__Requirement__. The exercise asks you to copy every line below in which "Wandels" appears.

++++ Dataset

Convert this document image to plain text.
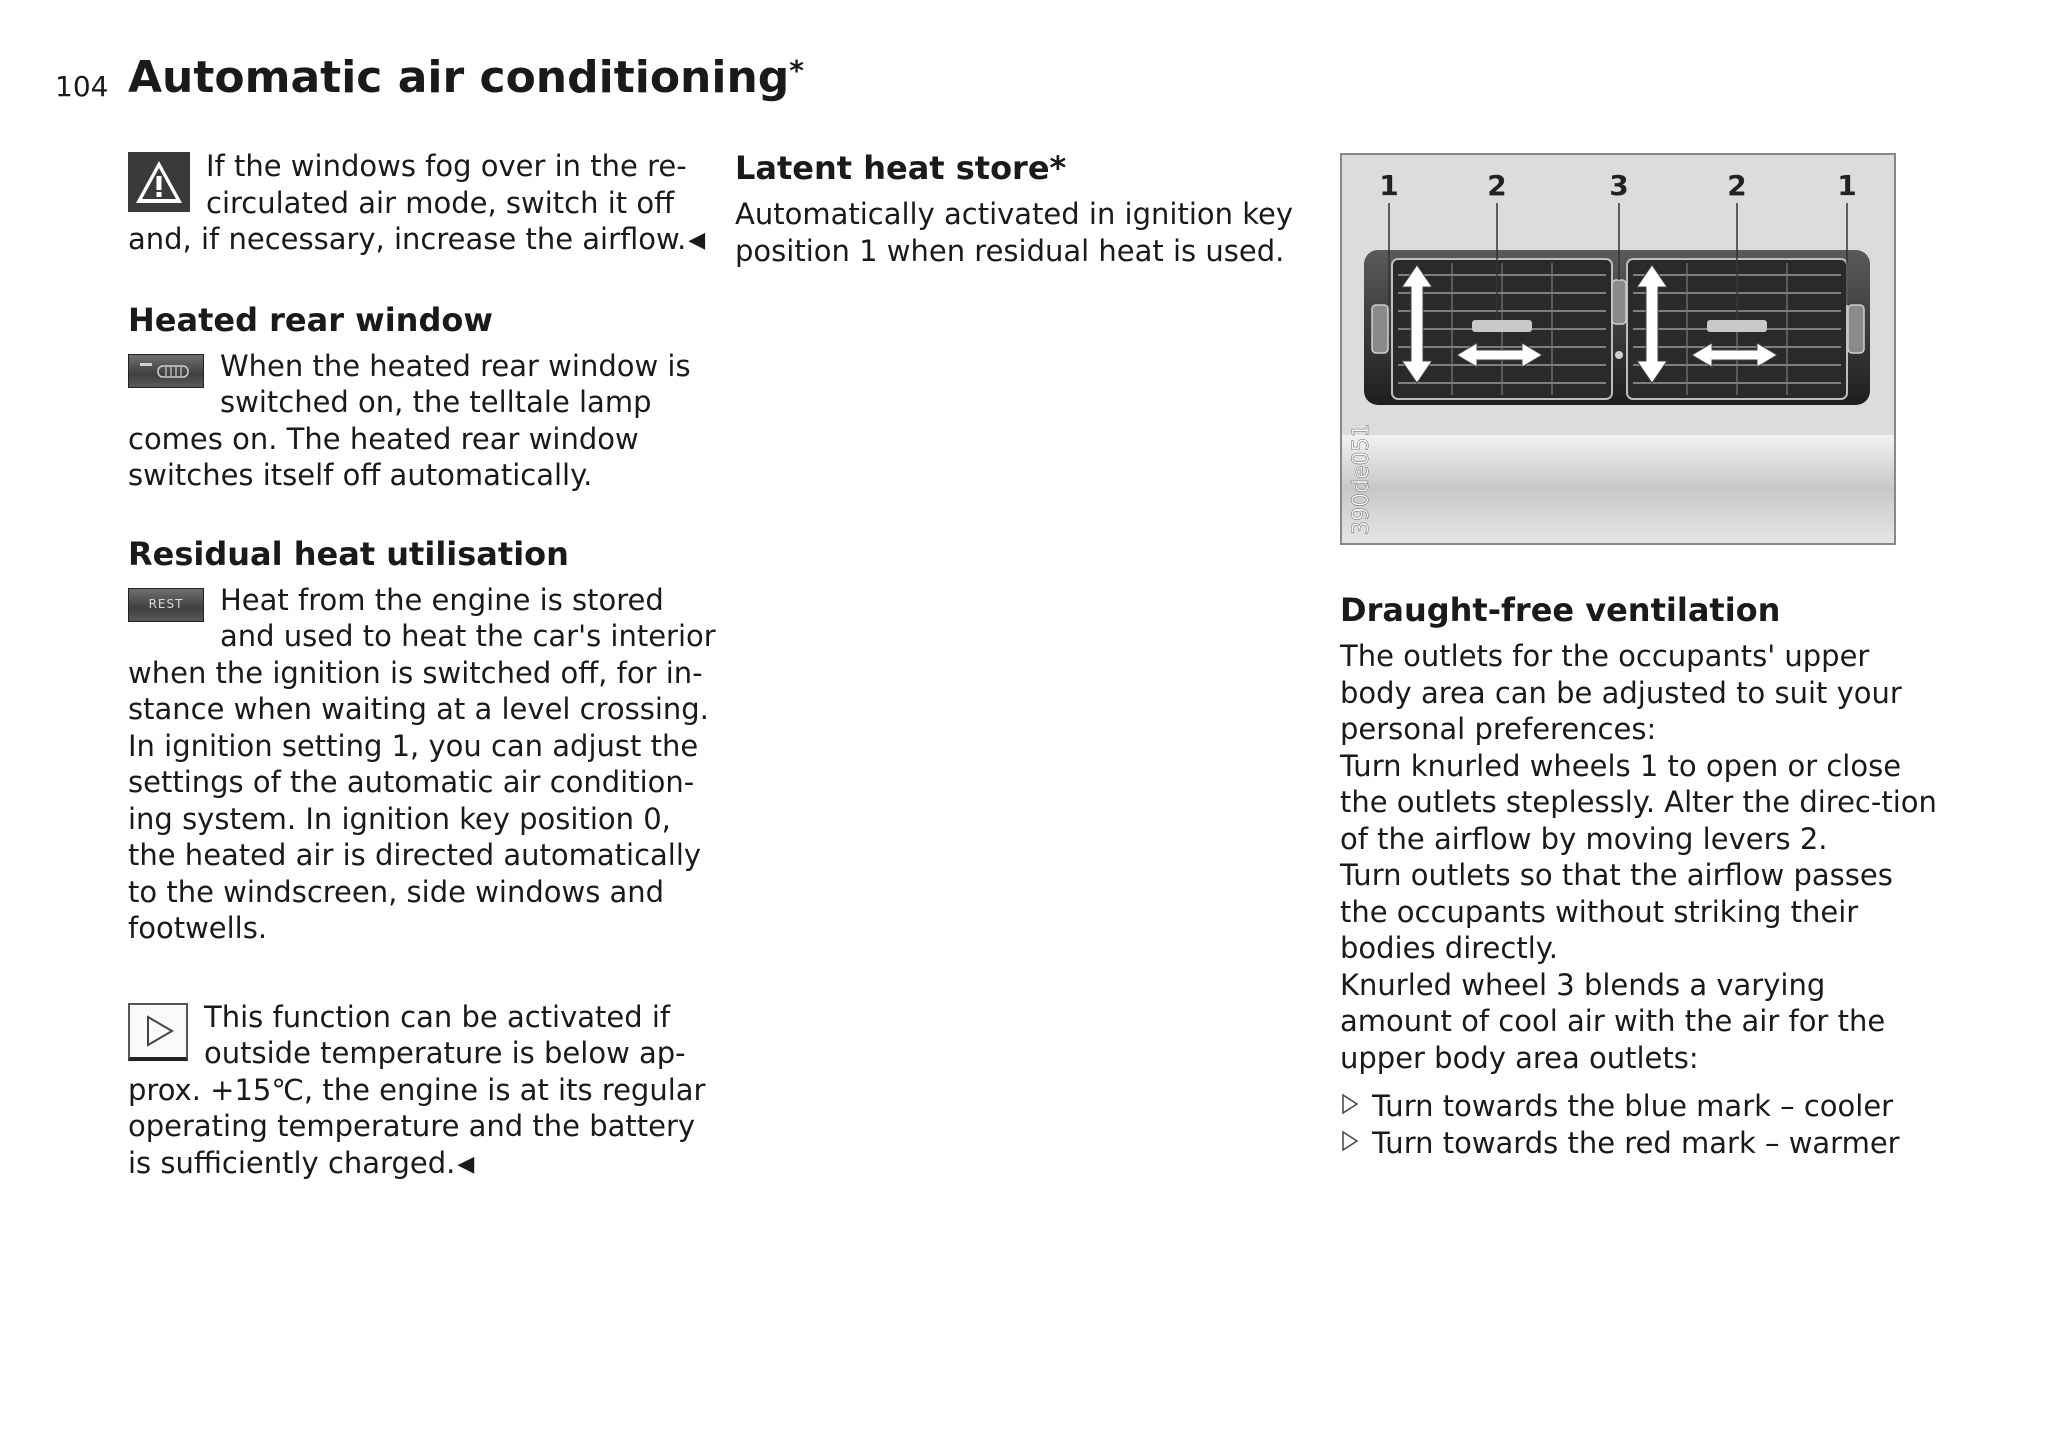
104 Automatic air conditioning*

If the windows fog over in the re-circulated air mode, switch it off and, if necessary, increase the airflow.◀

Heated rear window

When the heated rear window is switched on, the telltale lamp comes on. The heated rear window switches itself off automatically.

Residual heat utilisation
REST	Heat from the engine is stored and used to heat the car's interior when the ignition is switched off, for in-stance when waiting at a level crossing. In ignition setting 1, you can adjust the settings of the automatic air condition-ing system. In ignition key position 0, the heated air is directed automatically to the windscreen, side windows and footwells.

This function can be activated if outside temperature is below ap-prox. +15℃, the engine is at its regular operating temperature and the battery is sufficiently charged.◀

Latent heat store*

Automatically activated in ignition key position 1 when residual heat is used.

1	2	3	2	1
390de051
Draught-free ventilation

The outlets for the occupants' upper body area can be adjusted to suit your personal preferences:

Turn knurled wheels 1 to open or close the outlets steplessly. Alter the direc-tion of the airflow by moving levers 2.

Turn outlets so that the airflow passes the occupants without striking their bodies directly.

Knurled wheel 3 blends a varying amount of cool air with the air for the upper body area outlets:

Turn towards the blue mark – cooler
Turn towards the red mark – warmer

++++++++
++++ Dataset

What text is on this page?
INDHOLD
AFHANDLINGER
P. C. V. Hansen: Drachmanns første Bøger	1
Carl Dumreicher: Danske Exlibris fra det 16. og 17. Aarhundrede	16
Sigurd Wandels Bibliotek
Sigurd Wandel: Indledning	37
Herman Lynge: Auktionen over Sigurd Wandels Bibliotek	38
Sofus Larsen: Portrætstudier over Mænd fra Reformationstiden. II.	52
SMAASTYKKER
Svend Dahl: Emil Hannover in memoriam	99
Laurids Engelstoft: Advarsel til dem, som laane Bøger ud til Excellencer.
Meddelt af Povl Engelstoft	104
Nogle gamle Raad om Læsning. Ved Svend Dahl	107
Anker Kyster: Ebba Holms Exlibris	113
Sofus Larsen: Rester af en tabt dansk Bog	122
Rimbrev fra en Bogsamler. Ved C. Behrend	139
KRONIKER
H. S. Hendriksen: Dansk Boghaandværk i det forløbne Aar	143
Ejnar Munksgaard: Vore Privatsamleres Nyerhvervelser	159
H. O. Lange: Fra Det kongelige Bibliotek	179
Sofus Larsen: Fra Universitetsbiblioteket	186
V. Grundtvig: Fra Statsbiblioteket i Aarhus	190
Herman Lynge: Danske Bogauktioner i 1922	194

++++++++

__Problem solution__.
Sigurd Wandels Bibliotek
Herman Lynge: Auktionen over Sigurd Wandels Bibliotek	38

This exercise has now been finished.